──────── Input for this task ────────

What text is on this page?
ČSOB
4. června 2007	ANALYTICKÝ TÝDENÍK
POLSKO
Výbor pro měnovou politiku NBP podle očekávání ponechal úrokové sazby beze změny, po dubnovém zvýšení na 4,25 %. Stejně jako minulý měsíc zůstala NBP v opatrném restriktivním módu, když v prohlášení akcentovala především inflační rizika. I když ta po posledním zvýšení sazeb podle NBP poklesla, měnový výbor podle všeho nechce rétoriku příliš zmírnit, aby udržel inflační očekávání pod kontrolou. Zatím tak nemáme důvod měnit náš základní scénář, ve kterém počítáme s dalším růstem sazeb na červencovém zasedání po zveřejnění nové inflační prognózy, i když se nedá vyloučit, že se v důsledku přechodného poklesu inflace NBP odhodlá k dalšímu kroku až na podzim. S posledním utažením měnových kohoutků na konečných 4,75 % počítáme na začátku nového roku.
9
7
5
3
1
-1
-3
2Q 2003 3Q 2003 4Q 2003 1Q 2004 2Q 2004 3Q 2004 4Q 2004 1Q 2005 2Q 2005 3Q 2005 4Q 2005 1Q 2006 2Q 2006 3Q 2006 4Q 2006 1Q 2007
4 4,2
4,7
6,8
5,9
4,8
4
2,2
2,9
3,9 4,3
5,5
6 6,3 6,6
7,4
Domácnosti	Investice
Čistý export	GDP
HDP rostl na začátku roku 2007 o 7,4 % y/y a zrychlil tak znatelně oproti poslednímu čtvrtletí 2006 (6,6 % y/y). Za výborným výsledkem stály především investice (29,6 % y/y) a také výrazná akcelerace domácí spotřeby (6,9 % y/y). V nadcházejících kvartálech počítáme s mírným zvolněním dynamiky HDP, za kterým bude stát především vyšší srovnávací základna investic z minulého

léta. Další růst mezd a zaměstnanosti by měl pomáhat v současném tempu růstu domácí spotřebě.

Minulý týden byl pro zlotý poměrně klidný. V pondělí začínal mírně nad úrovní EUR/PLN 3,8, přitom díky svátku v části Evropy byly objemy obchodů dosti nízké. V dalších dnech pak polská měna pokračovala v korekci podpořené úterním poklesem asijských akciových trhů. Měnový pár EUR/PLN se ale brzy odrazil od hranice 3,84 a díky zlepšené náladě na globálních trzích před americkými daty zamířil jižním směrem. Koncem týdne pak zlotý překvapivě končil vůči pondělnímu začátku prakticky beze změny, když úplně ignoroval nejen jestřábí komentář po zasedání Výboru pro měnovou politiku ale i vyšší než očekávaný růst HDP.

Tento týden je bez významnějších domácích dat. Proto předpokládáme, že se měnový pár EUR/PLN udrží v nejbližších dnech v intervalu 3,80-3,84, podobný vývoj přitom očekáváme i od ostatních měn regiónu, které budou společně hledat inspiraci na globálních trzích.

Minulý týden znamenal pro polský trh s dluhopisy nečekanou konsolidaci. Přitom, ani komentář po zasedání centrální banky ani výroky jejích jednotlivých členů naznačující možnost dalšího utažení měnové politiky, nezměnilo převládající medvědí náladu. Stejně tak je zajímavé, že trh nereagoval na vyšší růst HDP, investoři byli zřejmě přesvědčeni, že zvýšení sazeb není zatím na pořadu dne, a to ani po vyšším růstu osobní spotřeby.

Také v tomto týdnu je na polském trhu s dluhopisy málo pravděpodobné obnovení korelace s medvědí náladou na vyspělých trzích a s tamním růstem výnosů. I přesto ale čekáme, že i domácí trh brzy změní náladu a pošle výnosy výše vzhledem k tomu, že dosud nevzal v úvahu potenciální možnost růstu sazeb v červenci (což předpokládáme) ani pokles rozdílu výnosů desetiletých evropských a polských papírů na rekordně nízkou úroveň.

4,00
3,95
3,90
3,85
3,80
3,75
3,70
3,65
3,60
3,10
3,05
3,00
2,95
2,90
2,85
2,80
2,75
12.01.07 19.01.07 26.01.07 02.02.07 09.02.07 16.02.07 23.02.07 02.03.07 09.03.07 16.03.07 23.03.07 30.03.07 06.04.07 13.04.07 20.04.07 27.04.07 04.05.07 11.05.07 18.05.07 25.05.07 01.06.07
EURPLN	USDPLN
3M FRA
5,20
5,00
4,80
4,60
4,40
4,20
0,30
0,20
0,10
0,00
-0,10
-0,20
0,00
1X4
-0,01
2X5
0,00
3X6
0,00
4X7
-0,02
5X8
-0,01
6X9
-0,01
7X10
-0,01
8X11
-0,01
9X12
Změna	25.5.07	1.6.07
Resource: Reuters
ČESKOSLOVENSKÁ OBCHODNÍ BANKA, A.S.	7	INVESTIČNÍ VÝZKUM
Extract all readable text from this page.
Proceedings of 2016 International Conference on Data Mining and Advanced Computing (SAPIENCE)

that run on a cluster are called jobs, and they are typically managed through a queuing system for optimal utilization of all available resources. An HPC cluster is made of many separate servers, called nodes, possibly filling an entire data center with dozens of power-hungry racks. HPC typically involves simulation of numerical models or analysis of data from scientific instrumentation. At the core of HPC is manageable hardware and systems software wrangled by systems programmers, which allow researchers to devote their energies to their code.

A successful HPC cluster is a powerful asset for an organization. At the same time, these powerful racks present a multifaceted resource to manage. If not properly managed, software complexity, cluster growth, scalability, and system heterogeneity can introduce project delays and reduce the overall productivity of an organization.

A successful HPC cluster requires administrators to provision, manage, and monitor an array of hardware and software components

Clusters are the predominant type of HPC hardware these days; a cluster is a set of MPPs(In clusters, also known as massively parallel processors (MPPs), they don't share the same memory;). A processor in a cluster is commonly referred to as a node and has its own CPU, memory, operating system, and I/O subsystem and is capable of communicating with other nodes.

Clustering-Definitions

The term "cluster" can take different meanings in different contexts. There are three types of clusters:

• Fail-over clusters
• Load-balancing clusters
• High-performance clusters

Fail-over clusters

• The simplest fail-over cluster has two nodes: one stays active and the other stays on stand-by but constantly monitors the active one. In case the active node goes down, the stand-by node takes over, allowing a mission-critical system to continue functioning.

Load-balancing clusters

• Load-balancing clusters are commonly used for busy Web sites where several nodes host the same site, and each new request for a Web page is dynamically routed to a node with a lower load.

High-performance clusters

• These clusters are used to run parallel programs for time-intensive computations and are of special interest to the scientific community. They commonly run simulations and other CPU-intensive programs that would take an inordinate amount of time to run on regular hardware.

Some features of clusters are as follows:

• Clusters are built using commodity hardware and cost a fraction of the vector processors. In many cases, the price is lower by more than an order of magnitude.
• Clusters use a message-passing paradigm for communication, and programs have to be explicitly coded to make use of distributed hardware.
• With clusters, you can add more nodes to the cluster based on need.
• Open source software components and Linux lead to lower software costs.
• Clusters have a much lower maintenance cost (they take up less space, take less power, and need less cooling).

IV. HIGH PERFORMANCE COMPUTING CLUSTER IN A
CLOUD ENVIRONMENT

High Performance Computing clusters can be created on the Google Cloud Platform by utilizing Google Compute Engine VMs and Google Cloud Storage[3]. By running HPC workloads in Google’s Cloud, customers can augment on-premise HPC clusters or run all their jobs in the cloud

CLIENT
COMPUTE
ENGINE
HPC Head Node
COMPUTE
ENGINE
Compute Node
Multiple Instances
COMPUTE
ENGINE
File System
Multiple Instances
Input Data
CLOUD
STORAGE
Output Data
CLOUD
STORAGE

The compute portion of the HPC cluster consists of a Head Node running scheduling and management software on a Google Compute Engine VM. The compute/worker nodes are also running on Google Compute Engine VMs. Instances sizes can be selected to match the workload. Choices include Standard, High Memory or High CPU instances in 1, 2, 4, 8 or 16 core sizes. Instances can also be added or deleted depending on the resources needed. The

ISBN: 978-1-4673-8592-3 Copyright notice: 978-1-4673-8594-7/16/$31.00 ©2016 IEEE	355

────────

#### Instructions to follow
Reproduce each record exactly, leaving nothing out.

#### Output below
What text is on this page?
ČSOB
4. června 2007	ANALYTICKÝ TÝDENÍK
POLSKO
Výbor pro měnovou politiku NBP podle očekávání ponechal úrokové sazby beze změny, po dubnovém zvýšení na 4,25 %. Stejně jako minulý měsíc zůstala NBP v opatrném restriktivním módu, když v prohlášení akcentovala především inflační rizika. I když ta po posledním zvýšení sazeb podle NBP poklesla, měnový výbor podle všeho nechce rétoriku příliš zmírnit, aby udržel inflační očekávání pod kontrolou. Zatím tak nemáme důvod měnit náš základní scénář, ve kterém počítáme s dalším růstem sazeb na červencovém zasedání po zveřejnění nové inflační prognózy, i když se nedá vyloučit, že se v důsledku přechodného poklesu inflace NBP odhodlá k dalšímu kroku až na podzim. S posledním utažením měnových kohoutků na konečných 4,75 % počítáme na začátku nového roku.
9
7
5
3
1
-1
-3
2Q 2003 3Q 2003 4Q 2003 1Q 2004 2Q 2004 3Q 2004 4Q 2004 1Q 2005 2Q 2005 3Q 2005 4Q 2005 1Q 2006 2Q 2006 3Q 2006 4Q 2006 1Q 2007
4 4,2
4,7
6,8
5,9
4,8
4
2,2
2,9
3,9 4,3
5,5
6 6,3 6,6
7,4
Domácnosti	Investice
Čistý export	GDP
HDP rostl na začátku roku 2007 o 7,4 % y/y a zrychlil tak znatelně oproti poslednímu čtvrtletí 2006 (6,6 % y/y). Za výborným výsledkem stály především investice (29,6 % y/y) a také výrazná akcelerace domácí spotřeby (6,9 % y/y). V nadcházejících kvartálech počítáme s mírným zvolněním dynamiky HDP, za kterým bude stát především vyšší srovnávací základna investic z minulého

léta. Další růst mezd a zaměstnanosti by měl pomáhat v současném tempu růstu domácí spotřebě.

Minulý týden byl pro zlotý poměrně klidný. V pondělí začínal mírně nad úrovní EUR/PLN 3,8, přitom díky svátku v části Evropy byly objemy obchodů dosti nízké. V dalších dnech pak polská měna pokračovala v korekci podpořené úterním poklesem asijských akciových trhů. Měnový pár EUR/PLN se ale brzy odrazil od hranice 3,84 a díky zlepšené náladě na globálních trzích před americkými daty zamířil jižním směrem. Koncem týdne pak zlotý překvapivě končil vůči pondělnímu začátku prakticky beze změny, když úplně ignoroval nejen jestřábí komentář po zasedání Výboru pro měnovou politiku ale i vyšší než očekávaný růst HDP.

Tento týden je bez významnějších domácích dat. Proto předpokládáme, že se měnový pár EUR/PLN udrží v nejbližších dnech v intervalu 3,80-3,84, podobný vývoj přitom očekáváme i od ostatních měn regiónu, které budou společně hledat inspiraci na globálních trzích.

Minulý týden znamenal pro polský trh s dluhopisy nečekanou konsolidaci. Přitom, ani komentář po zasedání centrální banky ani výroky jejích jednotlivých členů naznačující možnost dalšího utažení měnové politiky, nezměnilo převládající medvědí náladu. Stejně tak je zajímavé, že trh nereagoval na vyšší růst HDP, investoři byli zřejmě přesvědčeni, že zvýšení sazeb není zatím na pořadu dne, a to ani po vyšším růstu osobní spotřeby.

Také v tomto týdnu je na polském trhu s dluhopisy málo pravděpodobné obnovení korelace s medvědí náladou na vyspělých trzích a s tamním růstem výnosů. I přesto ale čekáme, že i domácí trh brzy změní náladu a pošle výnosy výše vzhledem k tomu, že dosud nevzal v úvahu potenciální možnost růstu sazeb v červenci (což předpokládáme) ani pokles rozdílu výnosů desetiletých evropských a polských papírů na rekordně nízkou úroveň.

4,00
3,95
3,90
3,85
3,80
3,75
3,70
3,65
3,60
3,10
3,05
3,00
2,95
2,90
2,85
2,80
2,75
12.01.07 19.01.07 26.01.07 02.02.07 09.02.07 16.02.07 23.02.07 02.03.07 09.03.07 16.03.07 23.03.07 30.03.07 06.04.07 13.04.07 20.04.07 27.04.07 04.05.07 11.05.07 18.05.07 25.05.07 01.06.07
EURPLN	USDPLN
3M FRA
5,20
5,00
4,80
4,60
4,40
4,20
0,30
0,20
0,10
0,00
-0,10
-0,20
0,00
1X4
-0,01
2X5
0,00
3X6
0,00
4X7
-0,02
5X8
-0,01
6X9
-0,01
7X10
-0,01
8X11
-0,01
9X12
Změna	25.5.07	1.6.07
Resource: Reuters
ČESKOSLOVENSKÁ OBCHODNÍ BANKA, A.S.	7	INVESTIČNÍ VÝZKUM
Extract all readable text from this page.
Proceedings of 2016 International Conference on Data Mining and Advanced Computing (SAPIENCE)

that run on a cluster are called jobs, and they are typically managed through a queuing system for optimal utilization of all available resources. An HPC cluster is made of many separate servers, called nodes, possibly filling an entire data center with dozens of power-hungry racks. HPC typically involves simulation of numerical models or analysis of data from scientific instrumentation. At the core of HPC is manageable hardware and systems software wrangled by systems programmers, which allow researchers to devote their energies to their code.

A successful HPC cluster is a powerful asset for an organization. At the same time, these powerful racks present a multifaceted resource to manage. If not properly managed, software complexity, cluster growth, scalability, and system heterogeneity can introduce project delays and reduce the overall productivity of an organization.

A successful HPC cluster requires administrators to provision, manage, and monitor an array of hardware and software components

Clusters are the predominant type of HPC hardware these days; a cluster is a set of MPPs(In clusters, also known as massively parallel processors (MPPs), they don't share the same memory;). A processor in a cluster is commonly referred to as a node and has its own CPU, memory, operating system, and I/O subsystem and is capable of communicating with other nodes.

Clustering-Definitions

The term "cluster" can take different meanings in different contexts. There are three types of clusters:

• Fail-over clusters
• Load-balancing clusters
• High-performance clusters

Fail-over clusters

• The simplest fail-over cluster has two nodes: one stays active and the other stays on stand-by but constantly monitors the active one. In case the active node goes down, the stand-by node takes over, allowing a mission-critical system to continue functioning.

Load-balancing clusters

• Load-balancing clusters are commonly used for busy Web sites where several nodes host the same site, and each new request for a Web page is dynamically routed to a node with a lower load.

High-performance clusters

• These clusters are used to run parallel programs for time-intensive computations and are of special interest to the scientific community. They commonly run simulations and other CPU-intensive programs that would take an inordinate amount of time to run on regular hardware.

Some features of clusters are as follows:

• Clusters are built using commodity hardware and cost a fraction of the vector processors. In many cases, the price is lower by more than an order of magnitude.
• Clusters use a message-passing paradigm for communication, and programs have to be explicitly coded to make use of distributed hardware.
• With clusters, you can add more nodes to the cluster based on need.
• Open source software components and Linux lead to lower software costs.
• Clusters have a much lower maintenance cost (they take up less space, take less power, and need less cooling).

IV. HIGH PERFORMANCE COMPUTING CLUSTER IN A
CLOUD ENVIRONMENT

High Performance Computing clusters can be created on the Google Cloud Platform by utilizing Google Compute Engine VMs and Google Cloud Storage[3]. By running HPC workloads in Google’s Cloud, customers can augment on-premise HPC clusters or run all their jobs in the cloud

CLIENT
COMPUTE
ENGINE
HPC Head Node
COMPUTE
ENGINE
Compute Node
Multiple Instances
COMPUTE
ENGINE
File System
Multiple Instances
Input Data
CLOUD
STORAGE
Output Data
CLOUD
STORAGE

The compute portion of the HPC cluster consists of a Head Node running scheduling and management software on a Google Compute Engine VM. The compute/worker nodes are also running on Google Compute Engine VMs. Instances sizes can be selected to match the workload. Choices include Standard, High Memory or High CPU instances in 1, 2, 4, 8 or 16 core sizes. Instances can also be added or deleted depending on the resources needed. The

ISBN: 978-1-4673-8592-3 Copyright notice: 978-1-4673-8594-7/16/$31.00 ©2016 IEEE	355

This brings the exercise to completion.